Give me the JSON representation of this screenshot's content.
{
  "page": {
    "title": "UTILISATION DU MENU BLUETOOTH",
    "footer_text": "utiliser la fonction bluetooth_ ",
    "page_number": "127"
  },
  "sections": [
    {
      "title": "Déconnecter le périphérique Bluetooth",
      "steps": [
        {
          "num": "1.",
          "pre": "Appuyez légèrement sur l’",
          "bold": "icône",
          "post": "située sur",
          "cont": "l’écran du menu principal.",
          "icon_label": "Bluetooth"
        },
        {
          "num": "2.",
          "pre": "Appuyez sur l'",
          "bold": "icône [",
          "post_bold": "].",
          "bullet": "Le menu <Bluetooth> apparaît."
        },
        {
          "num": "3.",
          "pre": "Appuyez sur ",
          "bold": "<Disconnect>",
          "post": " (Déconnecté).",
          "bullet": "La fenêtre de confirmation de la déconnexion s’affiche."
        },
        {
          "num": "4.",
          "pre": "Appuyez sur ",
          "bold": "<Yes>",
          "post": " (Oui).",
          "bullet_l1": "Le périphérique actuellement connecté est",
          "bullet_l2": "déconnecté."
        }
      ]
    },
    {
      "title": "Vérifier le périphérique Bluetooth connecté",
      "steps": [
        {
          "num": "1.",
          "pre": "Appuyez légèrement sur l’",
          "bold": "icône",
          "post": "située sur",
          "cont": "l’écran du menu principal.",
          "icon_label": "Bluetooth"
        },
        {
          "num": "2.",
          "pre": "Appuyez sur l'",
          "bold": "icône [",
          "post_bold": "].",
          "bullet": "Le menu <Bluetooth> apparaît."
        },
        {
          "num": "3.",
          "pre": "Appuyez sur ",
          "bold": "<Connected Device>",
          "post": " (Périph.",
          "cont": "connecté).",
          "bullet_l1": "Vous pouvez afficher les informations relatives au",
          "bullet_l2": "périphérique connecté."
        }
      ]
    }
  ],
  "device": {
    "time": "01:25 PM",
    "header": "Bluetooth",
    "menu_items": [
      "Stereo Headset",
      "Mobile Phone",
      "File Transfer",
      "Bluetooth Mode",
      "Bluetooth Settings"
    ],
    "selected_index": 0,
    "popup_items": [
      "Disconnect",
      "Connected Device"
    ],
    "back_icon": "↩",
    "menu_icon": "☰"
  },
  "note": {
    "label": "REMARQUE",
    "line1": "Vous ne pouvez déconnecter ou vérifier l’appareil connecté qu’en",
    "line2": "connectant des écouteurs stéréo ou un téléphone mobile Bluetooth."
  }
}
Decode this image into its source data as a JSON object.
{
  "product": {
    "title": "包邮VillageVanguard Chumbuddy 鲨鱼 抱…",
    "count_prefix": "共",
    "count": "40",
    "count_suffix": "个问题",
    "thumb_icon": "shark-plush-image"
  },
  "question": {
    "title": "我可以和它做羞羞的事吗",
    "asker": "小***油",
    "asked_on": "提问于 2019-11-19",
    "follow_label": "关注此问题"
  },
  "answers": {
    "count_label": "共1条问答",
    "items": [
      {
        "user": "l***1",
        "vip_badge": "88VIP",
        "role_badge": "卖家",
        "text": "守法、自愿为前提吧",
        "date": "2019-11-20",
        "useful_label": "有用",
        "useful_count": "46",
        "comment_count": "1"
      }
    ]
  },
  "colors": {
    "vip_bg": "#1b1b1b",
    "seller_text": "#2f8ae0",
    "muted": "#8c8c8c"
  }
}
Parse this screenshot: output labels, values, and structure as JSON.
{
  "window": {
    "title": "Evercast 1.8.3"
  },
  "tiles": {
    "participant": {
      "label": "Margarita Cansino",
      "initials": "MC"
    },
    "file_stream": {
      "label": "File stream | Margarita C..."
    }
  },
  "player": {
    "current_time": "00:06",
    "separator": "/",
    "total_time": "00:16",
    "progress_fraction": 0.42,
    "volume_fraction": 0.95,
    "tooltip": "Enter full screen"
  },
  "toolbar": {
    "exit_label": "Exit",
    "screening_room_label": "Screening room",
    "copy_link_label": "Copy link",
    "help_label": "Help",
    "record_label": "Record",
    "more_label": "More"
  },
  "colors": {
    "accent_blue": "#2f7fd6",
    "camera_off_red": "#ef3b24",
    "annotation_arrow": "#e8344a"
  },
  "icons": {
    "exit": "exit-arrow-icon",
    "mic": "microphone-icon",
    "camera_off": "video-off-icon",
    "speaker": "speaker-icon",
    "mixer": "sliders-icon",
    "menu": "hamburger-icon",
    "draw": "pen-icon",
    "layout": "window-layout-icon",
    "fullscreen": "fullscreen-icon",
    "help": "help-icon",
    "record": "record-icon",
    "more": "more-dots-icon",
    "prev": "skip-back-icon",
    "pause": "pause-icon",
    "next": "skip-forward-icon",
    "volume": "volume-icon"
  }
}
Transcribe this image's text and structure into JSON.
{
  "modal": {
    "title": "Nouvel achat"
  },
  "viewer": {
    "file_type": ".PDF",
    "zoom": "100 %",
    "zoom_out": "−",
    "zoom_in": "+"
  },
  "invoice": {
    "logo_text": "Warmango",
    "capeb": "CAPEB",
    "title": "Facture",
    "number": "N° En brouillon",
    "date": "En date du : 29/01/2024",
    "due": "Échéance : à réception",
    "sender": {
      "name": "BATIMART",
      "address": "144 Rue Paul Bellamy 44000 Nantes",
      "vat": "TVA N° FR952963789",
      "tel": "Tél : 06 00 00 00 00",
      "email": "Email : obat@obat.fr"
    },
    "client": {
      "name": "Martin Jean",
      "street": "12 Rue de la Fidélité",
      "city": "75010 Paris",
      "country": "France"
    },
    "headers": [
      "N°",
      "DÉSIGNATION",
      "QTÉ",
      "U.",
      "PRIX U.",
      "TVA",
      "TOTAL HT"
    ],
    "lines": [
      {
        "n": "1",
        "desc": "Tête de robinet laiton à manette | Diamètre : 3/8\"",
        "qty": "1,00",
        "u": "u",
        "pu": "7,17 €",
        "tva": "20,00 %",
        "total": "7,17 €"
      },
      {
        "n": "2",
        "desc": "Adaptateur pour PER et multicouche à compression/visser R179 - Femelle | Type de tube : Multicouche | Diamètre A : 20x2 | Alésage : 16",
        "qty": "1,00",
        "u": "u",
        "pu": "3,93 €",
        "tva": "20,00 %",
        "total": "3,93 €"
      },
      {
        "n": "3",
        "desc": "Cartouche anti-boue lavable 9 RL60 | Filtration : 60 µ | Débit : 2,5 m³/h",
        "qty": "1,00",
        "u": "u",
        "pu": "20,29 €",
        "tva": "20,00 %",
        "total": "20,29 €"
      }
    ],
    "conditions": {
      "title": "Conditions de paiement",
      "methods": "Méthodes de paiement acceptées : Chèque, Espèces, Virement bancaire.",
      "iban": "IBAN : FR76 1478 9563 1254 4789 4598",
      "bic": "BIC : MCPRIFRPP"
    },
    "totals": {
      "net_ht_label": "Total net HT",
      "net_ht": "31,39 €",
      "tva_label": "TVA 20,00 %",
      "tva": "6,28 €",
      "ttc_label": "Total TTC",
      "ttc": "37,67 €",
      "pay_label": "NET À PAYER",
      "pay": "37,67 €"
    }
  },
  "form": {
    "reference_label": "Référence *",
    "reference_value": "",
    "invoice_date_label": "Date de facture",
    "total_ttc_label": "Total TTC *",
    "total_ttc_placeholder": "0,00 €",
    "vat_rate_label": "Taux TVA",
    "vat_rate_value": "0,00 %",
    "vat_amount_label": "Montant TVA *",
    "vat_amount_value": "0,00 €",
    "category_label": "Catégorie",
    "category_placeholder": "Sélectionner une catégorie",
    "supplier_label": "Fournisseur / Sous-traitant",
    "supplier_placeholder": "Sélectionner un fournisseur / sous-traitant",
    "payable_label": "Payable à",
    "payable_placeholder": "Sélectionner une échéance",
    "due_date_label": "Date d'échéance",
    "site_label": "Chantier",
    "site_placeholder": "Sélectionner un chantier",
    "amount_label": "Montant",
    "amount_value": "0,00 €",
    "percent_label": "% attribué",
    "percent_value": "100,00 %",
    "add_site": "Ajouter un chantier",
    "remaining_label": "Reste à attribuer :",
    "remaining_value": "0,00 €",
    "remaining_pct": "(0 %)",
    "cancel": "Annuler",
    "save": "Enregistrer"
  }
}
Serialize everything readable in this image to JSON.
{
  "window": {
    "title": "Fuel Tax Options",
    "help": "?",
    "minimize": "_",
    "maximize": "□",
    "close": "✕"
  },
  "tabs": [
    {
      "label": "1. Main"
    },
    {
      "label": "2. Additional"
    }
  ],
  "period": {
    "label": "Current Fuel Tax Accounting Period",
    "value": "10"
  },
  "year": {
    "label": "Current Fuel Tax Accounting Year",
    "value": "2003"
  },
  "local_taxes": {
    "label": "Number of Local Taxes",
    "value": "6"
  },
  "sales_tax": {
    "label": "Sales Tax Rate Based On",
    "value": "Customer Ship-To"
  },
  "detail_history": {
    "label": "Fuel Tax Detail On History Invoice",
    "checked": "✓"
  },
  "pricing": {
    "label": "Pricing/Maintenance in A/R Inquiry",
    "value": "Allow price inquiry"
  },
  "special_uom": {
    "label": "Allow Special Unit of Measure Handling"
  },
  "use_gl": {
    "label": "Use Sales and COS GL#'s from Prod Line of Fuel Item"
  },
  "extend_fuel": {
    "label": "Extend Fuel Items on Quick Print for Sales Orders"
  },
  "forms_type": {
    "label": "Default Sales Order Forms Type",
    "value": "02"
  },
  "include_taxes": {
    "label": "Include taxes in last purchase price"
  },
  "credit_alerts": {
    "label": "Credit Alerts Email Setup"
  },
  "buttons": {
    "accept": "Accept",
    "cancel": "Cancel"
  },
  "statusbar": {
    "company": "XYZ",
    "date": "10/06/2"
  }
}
________________________
== EXERCISE BRIEF ==
Write out exactly the lines from the line holding "Serialize everything readable" through the last line of the data, and nothing besides those lines.

== ANSWER TO THIS TASK ==
Serialize everything readable in this image to JSON.
{
  "window": {
    "title": "Fuel Tax Options",
    "help": "?",
    "minimize": "_",
    "maximize": "□",
    "close": "✕"
  },
  "tabs": [
    {
      "label": "1. Main"
    },
    {
      "label": "2. Additional"
    }
  ],
  "period": {
    "label": "Current Fuel Tax Accounting Period",
    "value": "10"
  },
  "year": {
    "label": "Current Fuel Tax Accounting Year",
    "value": "2003"
  },
  "local_taxes": {
    "label": "Number of Local Taxes",
    "value": "6"
  },
  "sales_tax": {
    "label": "Sales Tax Rate Based On",
    "value": "Customer Ship-To"
  },
  "detail_history": {
    "label": "Fuel Tax Detail On History Invoice",
    "checked": "✓"
  },
  "pricing": {
    "label": "Pricing/Maintenance in A/R Inquiry",
    "value": "Allow price inquiry"
  },
  "special_uom": {
    "label": "Allow Special Unit of Measure Handling"
  },
  "use_gl": {
    "label": "Use Sales and COS GL#'s from Prod Line of Fuel Item"
  },
  "extend_fuel": {
    "label": "Extend Fuel Items on Quick Print for Sales Orders"
  },
  "forms_type": {
    "label": "Default Sales Order Forms Type",
    "value": "02"
  },
  "include_taxes": {
    "label": "Include taxes in last purchase price"
  },
  "credit_alerts": {
    "label": "Credit Alerts Email Setup"
  },
  "buttons": {
    "accept": "Accept",
    "cancel": "Cancel"
  },
  "statusbar": {
    "company": "XYZ",
    "date": "10/06/2"
  }
}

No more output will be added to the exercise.